Dataset items
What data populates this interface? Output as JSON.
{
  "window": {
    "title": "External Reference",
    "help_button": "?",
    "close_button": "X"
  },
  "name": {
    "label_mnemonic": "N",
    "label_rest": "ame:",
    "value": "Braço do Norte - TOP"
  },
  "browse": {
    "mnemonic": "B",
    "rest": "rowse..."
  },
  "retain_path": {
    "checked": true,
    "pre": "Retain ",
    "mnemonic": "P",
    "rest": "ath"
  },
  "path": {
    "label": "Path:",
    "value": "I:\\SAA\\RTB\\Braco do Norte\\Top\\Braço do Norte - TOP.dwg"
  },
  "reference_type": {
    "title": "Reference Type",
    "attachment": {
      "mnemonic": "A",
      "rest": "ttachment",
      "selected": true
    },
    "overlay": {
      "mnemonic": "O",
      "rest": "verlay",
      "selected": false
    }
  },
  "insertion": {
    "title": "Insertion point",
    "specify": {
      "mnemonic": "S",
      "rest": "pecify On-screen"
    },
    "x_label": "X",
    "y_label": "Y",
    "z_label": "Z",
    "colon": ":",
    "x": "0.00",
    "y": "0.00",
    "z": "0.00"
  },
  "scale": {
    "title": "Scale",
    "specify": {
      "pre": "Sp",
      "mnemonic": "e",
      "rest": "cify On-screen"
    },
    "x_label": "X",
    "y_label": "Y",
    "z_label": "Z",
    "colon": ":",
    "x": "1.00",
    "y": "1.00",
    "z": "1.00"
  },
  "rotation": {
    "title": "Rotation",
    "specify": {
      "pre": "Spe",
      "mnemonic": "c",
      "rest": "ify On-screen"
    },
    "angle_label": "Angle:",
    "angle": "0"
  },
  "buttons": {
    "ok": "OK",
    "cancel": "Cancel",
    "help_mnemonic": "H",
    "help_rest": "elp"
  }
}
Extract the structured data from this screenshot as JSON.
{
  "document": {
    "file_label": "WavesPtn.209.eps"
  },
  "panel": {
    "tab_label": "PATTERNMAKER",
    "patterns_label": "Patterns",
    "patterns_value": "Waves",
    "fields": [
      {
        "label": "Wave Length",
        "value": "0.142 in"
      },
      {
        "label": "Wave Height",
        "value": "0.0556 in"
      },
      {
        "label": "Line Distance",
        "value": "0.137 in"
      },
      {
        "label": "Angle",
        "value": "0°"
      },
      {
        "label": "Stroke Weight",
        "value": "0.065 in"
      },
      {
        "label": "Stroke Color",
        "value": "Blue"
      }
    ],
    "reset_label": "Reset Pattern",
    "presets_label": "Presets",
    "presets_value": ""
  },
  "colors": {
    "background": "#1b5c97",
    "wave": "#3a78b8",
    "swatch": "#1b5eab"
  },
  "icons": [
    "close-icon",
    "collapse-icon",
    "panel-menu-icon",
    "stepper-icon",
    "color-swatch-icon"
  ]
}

**AIM:** Please give back all of the records exactly as written.

**CORRECT RESULT:**
What data populates this interface? Output as JSON.
{
  "window": {
    "title": "External Reference",
    "help_button": "?",
    "close_button": "X"
  },
  "name": {
    "label_mnemonic": "N",
    "label_rest": "ame:",
    "value": "Braço do Norte - TOP"
  },
  "browse": {
    "mnemonic": "B",
    "rest": "rowse..."
  },
  "retain_path": {
    "checked": true,
    "pre": "Retain ",
    "mnemonic": "P",
    "rest": "ath"
  },
  "path": {
    "label": "Path:",
    "value": "I:\\SAA\\RTB\\Braco do Norte\\Top\\Braço do Norte - TOP.dwg"
  },
  "reference_type": {
    "title": "Reference Type",
    "attachment": {
      "mnemonic": "A",
      "rest": "ttachment",
      "selected": true
    },
    "overlay": {
      "mnemonic": "O",
      "rest": "verlay",
      "selected": false
    }
  },
  "insertion": {
    "title": "Insertion point",
    "specify": {
      "mnemonic": "S",
      "rest": "pecify On-screen"
    },
    "x_label": "X",
    "y_label": "Y",
    "z_label": "Z",
    "colon": ":",
    "x": "0.00",
    "y": "0.00",
    "z": "0.00"
  },
  "scale": {
    "title": "Scale",
    "specify": {
      "pre": "Sp",
      "mnemonic": "e",
      "rest": "cify On-screen"
    },
    "x_label": "X",
    "y_label": "Y",
    "z_label": "Z",
    "colon": ":",
    "x": "1.00",
    "y": "1.00",
    "z": "1.00"
  },
  "rotation": {
    "title": "Rotation",
    "specify": {
      "pre": "Spe",
      "mnemonic": "c",
      "rest": "ify On-screen"
    },
    "angle_label": "Angle:",
    "angle": "0"
  },
  "buttons": {
    "ok": "OK",
    "cancel": "Cancel",
    "help_mnemonic": "H",
    "help_rest": "elp"
  }
}
Extract the structured data from this screenshot as JSON.
{
  "document": {
    "file_label": "WavesPtn.209.eps"
  },
  "panel": {
    "tab_label": "PATTERNMAKER",
    "patterns_label": "Patterns",
    "patterns_value": "Waves",
    "fields": [
      {
        "label": "Wave Length",
        "value": "0.142 in"
      },
      {
        "label": "Wave Height",
        "value": "0.0556 in"
      },
      {
        "label": "Line Distance",
        "value": "0.137 in"
      },
      {
        "label": "Angle",
        "value": "0°"
      },
      {
        "label": "Stroke Weight",
        "value": "0.065 in"
      },
      {
        "label": "Stroke Color",
        "value": "Blue"
      }
    ],
    "reset_label": "Reset Pattern",
    "presets_label": "Presets",
    "presets_value": ""
  },
  "colors": {
    "background": "#1b5c97",
    "wave": "#3a78b8",
    "swatch": "#1b5eab"
  },
  "icons": [
    "close-icon",
    "collapse-icon",
    "panel-menu-icon",
    "stepper-icon",
    "color-swatch-icon"
  ]
}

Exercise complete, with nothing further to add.